Comment by friendly_chap
12 years ago
"Rule 5. Data dominates. If you've chosen the right data structures and organized things well, the algorithms will almost always be self-evident. Data structures, not algorithms, are central to programming."
Quite ironic coming from the creator of Go. Algebraic data types, anyone?
I don't see the irony. Data structures and data types are two different axis.
You can argue that advanced language constructs will make it easier to write correct code to implement data structures, but it's not a magic bullet.
The Go authors argue that a simple programming language with loops, pointers and arrays is all you need to implement any data structure you need.
I find this a good example of a data structure for which I see little or no benefit in being modeled as an ADTs:
http://research.swtch.com/sparse
Even simple things like doubly linked lists are complicated with ADTs. On the other hand I don't know about good examples of ADTs used outside of the context of functional programming, do you have some pointers?
"You can argue that advanced language constructs will make it easier to write correct code to implement data structures, but it's not a magic bullet."
There is nothing advanced about ADTs.
"The Go authors argue that a simple programming language with loops, pointers and arrays is all you need to implement any data structure you need."
It's all about increasing the level of abstraction. There is a reason we don't code in assembly anymore. Of course machine code is all you need to implement any data structure, but how convenient is it?
"I find this a good example of a data structure for which I see little or no benefit in being modeled as an ADTs:"

→ TASKS TO PERFORM
a – Which features of a simple programming language does the comment thread say the Go authors consider all you need to build any data structure? List each one.
b – Write out the part of the comment thread between "Comment by friendly_chap" and "two different axis.", inclusive.
Use only the comment thread above as your source.

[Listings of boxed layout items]
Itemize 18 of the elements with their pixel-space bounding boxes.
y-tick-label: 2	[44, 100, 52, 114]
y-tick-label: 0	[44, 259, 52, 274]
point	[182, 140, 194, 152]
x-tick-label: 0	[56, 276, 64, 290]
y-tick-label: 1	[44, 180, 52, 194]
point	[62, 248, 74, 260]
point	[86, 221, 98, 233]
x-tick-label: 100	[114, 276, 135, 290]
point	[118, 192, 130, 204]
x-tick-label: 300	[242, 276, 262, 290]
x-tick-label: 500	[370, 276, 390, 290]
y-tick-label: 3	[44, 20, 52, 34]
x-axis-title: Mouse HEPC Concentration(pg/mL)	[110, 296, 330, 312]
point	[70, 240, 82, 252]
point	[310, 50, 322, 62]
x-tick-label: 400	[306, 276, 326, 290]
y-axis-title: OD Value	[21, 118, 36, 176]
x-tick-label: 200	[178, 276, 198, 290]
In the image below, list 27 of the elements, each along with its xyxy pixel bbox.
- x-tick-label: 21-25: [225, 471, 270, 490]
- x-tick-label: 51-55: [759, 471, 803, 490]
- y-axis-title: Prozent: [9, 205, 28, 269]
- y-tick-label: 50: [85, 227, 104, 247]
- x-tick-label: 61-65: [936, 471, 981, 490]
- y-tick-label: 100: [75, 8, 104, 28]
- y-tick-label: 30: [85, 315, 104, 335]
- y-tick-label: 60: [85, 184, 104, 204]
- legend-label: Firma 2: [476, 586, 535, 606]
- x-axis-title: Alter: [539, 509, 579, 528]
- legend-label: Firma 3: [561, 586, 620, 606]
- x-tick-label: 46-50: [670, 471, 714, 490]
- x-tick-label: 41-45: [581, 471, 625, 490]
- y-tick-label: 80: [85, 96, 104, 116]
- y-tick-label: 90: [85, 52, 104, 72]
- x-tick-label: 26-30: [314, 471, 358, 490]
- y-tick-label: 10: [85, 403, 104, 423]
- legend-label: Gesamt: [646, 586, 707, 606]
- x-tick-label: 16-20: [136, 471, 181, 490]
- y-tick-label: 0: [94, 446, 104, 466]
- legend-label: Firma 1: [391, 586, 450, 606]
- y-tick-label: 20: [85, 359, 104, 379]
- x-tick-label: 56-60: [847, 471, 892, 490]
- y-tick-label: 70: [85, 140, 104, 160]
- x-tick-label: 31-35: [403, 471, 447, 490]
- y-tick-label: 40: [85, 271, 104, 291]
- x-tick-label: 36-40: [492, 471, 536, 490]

→ PROBLEM SOLUTIONS
a – loops, pointers, arrays

b –
Comment by friendly_chap
12 years ago
"Rule 5. Data dominates. If you've chosen the right data structures and organized things well, the algorithms will almost always be self-evident. Data structures, not algorithms, are central to programming."
Quite ironic coming from the creator of Go. Algebraic data types, anyone?
I don't see the irony. Data structures and data types are two different axis.